Data listing:
....

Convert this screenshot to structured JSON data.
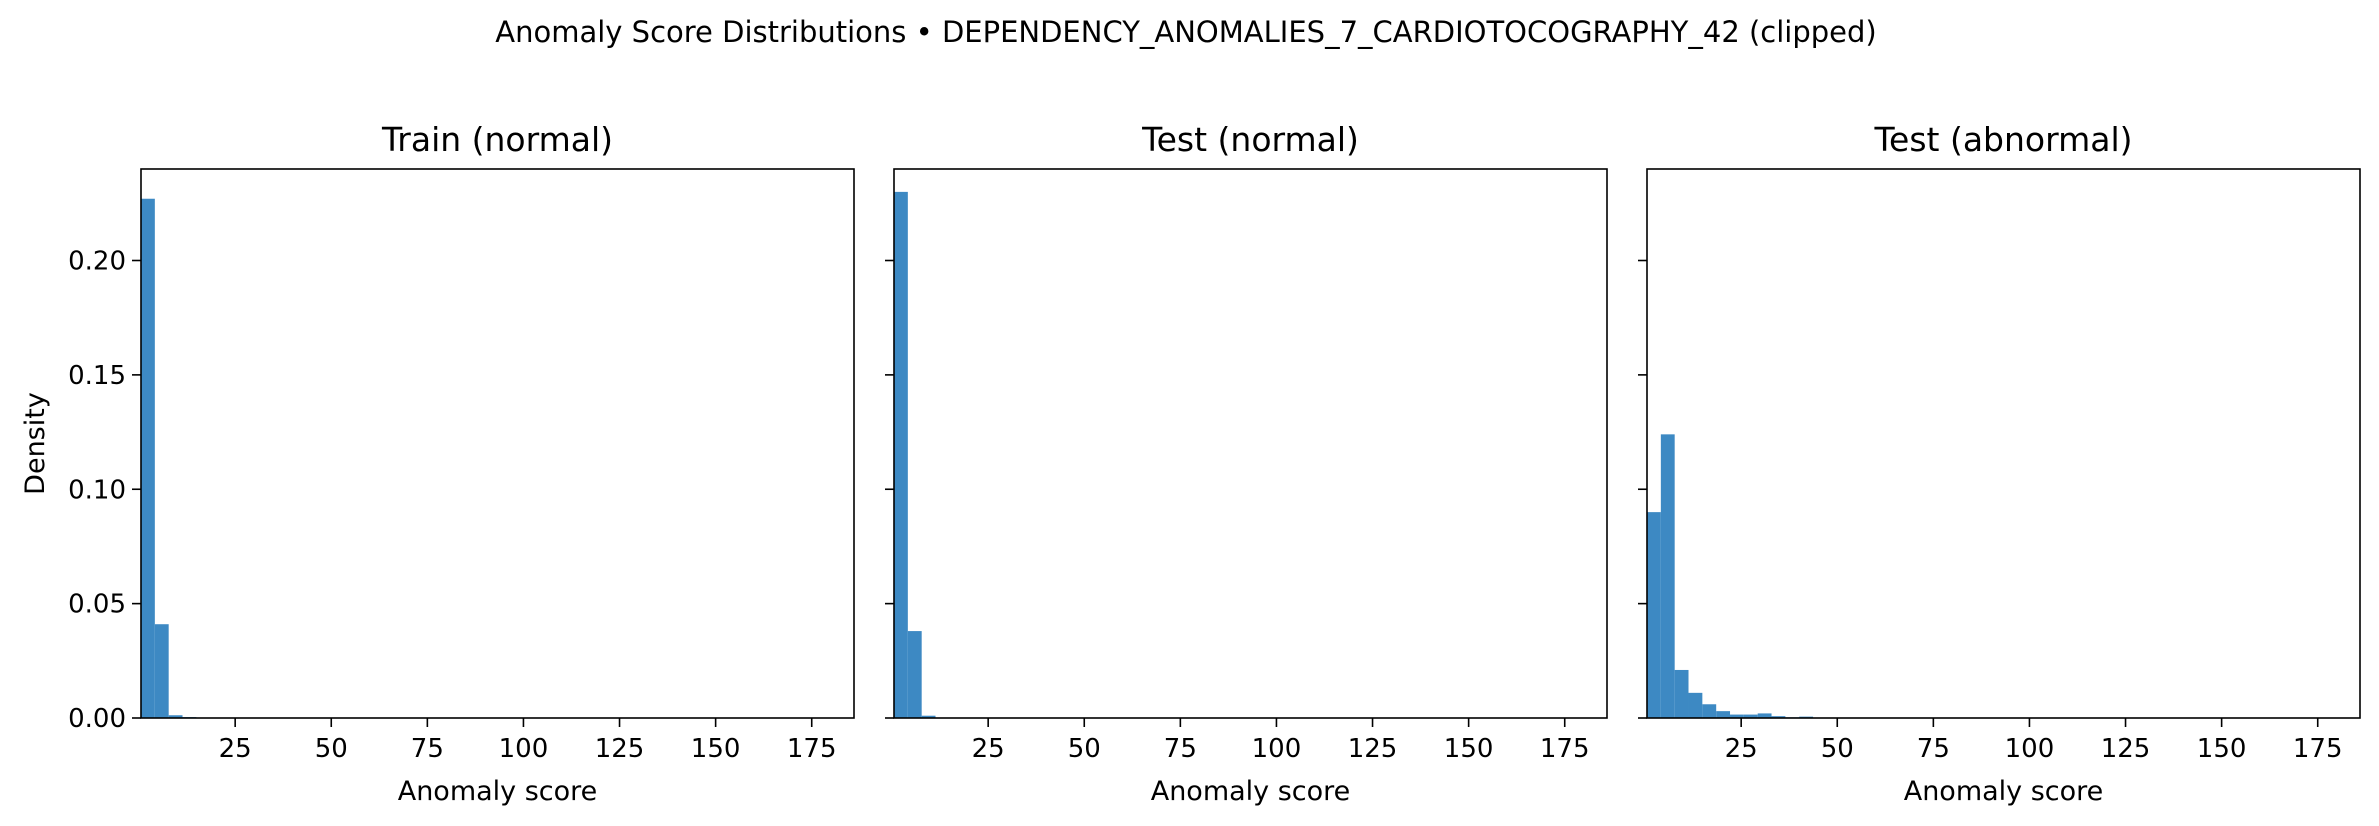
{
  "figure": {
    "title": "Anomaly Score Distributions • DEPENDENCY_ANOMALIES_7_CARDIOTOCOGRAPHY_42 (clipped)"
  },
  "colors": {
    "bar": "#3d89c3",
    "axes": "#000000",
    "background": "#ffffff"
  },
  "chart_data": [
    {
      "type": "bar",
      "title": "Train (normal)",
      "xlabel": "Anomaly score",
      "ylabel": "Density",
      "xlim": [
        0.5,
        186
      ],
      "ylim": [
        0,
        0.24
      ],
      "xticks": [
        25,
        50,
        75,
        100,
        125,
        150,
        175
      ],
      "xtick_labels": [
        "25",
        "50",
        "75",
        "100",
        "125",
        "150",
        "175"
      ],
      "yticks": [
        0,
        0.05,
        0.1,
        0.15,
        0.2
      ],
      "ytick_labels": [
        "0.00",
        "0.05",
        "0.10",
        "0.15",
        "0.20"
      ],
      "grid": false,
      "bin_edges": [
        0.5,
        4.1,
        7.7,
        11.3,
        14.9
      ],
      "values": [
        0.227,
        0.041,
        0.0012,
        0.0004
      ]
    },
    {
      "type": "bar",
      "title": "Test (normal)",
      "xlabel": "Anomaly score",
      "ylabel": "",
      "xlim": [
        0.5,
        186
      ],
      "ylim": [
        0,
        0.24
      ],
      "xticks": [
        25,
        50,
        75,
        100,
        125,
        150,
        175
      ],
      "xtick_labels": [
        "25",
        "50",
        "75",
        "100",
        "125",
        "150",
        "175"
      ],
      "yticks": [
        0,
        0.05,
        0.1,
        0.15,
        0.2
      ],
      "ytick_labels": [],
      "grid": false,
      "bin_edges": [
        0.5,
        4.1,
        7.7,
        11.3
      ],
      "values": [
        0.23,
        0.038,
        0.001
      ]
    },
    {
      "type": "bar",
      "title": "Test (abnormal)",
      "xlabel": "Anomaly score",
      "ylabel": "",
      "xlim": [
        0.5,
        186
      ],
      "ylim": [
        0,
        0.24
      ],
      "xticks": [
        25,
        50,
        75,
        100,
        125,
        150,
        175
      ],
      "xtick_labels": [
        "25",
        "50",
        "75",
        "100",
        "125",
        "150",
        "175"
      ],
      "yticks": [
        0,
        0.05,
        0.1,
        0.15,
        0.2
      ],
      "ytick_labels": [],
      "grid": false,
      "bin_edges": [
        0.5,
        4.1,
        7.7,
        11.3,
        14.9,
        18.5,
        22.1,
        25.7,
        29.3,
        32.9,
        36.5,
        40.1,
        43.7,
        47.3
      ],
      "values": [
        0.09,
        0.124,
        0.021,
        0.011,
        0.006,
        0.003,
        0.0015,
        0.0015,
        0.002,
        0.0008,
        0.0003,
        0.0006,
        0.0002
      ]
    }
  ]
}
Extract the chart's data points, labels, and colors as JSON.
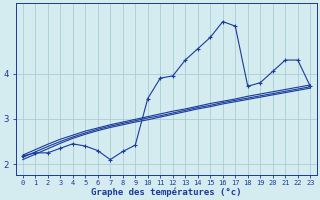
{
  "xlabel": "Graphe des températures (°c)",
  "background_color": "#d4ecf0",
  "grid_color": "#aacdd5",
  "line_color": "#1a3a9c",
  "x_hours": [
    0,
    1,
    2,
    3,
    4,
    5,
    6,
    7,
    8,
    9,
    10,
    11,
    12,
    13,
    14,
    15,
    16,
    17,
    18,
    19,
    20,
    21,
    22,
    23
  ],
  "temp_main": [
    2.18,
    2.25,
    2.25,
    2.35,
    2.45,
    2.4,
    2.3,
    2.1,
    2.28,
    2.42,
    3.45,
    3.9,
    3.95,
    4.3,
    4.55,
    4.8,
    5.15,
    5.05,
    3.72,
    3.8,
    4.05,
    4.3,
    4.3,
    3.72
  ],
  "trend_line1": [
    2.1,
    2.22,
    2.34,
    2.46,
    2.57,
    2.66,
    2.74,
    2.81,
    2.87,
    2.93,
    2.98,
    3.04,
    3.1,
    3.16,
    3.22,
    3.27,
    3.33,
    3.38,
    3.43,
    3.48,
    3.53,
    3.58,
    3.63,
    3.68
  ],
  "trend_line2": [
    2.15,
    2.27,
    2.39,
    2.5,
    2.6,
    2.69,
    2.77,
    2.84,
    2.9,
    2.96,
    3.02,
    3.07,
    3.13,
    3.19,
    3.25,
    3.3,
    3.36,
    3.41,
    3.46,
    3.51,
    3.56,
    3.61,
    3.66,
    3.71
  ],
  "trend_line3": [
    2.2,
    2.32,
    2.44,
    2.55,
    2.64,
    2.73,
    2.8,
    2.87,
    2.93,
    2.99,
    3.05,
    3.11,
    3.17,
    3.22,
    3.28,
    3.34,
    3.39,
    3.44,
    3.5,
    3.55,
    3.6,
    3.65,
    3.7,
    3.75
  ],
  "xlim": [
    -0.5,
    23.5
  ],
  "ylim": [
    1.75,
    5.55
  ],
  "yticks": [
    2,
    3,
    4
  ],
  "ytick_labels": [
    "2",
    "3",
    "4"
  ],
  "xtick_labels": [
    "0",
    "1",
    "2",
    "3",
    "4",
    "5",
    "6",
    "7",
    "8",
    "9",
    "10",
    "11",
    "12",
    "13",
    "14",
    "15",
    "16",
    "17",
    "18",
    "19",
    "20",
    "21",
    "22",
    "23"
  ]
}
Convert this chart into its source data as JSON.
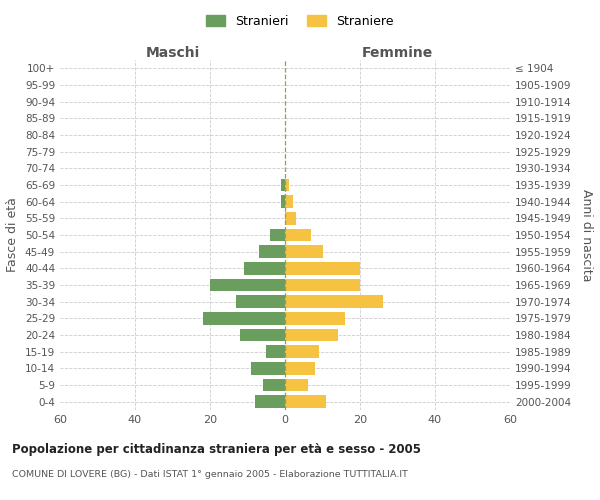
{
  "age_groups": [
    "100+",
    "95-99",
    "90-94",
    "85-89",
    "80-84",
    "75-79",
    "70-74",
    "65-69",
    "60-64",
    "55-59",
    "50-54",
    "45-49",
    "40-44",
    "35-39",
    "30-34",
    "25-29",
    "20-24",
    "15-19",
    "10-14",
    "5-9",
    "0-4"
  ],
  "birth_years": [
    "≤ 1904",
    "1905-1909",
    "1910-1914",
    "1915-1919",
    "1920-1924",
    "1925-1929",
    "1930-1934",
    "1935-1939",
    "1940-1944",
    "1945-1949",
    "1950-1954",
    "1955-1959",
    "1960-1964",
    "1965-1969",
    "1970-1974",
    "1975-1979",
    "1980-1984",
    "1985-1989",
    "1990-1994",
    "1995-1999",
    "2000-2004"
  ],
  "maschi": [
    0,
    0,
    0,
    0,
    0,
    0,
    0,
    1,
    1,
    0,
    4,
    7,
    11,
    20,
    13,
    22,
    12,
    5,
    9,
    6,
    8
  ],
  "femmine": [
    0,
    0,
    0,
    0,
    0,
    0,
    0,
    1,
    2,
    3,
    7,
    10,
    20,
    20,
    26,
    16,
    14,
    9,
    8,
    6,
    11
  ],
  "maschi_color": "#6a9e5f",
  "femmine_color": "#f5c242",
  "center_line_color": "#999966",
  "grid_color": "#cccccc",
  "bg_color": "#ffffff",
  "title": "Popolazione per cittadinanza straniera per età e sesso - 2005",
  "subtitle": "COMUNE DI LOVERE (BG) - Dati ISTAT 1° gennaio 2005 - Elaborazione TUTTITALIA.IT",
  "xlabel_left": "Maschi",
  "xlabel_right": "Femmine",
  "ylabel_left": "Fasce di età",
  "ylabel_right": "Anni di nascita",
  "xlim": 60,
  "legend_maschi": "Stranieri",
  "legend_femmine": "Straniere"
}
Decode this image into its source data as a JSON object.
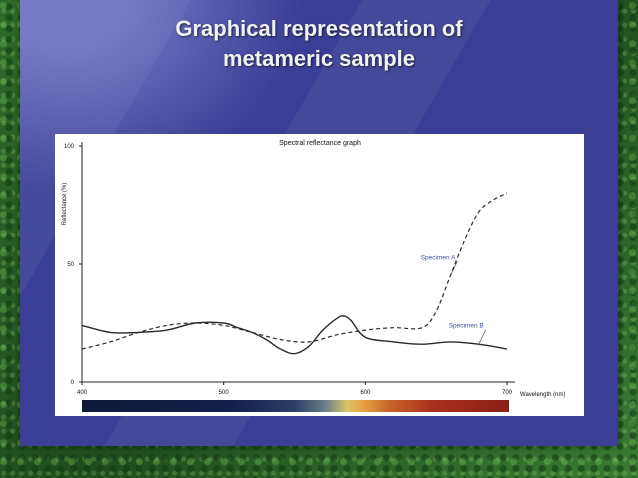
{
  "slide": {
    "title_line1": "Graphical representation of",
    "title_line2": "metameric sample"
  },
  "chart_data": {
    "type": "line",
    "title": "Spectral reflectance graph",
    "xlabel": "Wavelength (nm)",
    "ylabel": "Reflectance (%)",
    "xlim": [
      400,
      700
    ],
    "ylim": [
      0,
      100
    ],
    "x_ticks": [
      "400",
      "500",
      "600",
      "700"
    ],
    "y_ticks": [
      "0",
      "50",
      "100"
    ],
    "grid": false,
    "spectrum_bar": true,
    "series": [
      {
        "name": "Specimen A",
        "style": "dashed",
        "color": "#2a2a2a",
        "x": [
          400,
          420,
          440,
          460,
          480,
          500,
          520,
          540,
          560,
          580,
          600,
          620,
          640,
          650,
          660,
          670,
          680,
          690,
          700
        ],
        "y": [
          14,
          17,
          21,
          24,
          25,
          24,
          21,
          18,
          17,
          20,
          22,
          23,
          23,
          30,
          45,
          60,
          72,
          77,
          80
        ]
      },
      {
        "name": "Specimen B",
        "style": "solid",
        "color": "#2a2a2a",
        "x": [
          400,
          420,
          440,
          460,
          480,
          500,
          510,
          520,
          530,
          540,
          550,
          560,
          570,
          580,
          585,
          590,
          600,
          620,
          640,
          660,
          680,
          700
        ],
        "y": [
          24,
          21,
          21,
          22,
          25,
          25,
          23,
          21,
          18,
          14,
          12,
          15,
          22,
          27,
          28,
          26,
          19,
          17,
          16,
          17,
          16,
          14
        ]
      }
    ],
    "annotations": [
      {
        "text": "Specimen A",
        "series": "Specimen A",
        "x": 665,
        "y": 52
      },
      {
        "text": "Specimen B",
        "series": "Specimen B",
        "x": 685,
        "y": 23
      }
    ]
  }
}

....

Work to be completed | Which lines of the material contain the string "series"? List each of them.

Right answer |
    "series": [
        "series": "Specimen A",
        "series": "Specimen B",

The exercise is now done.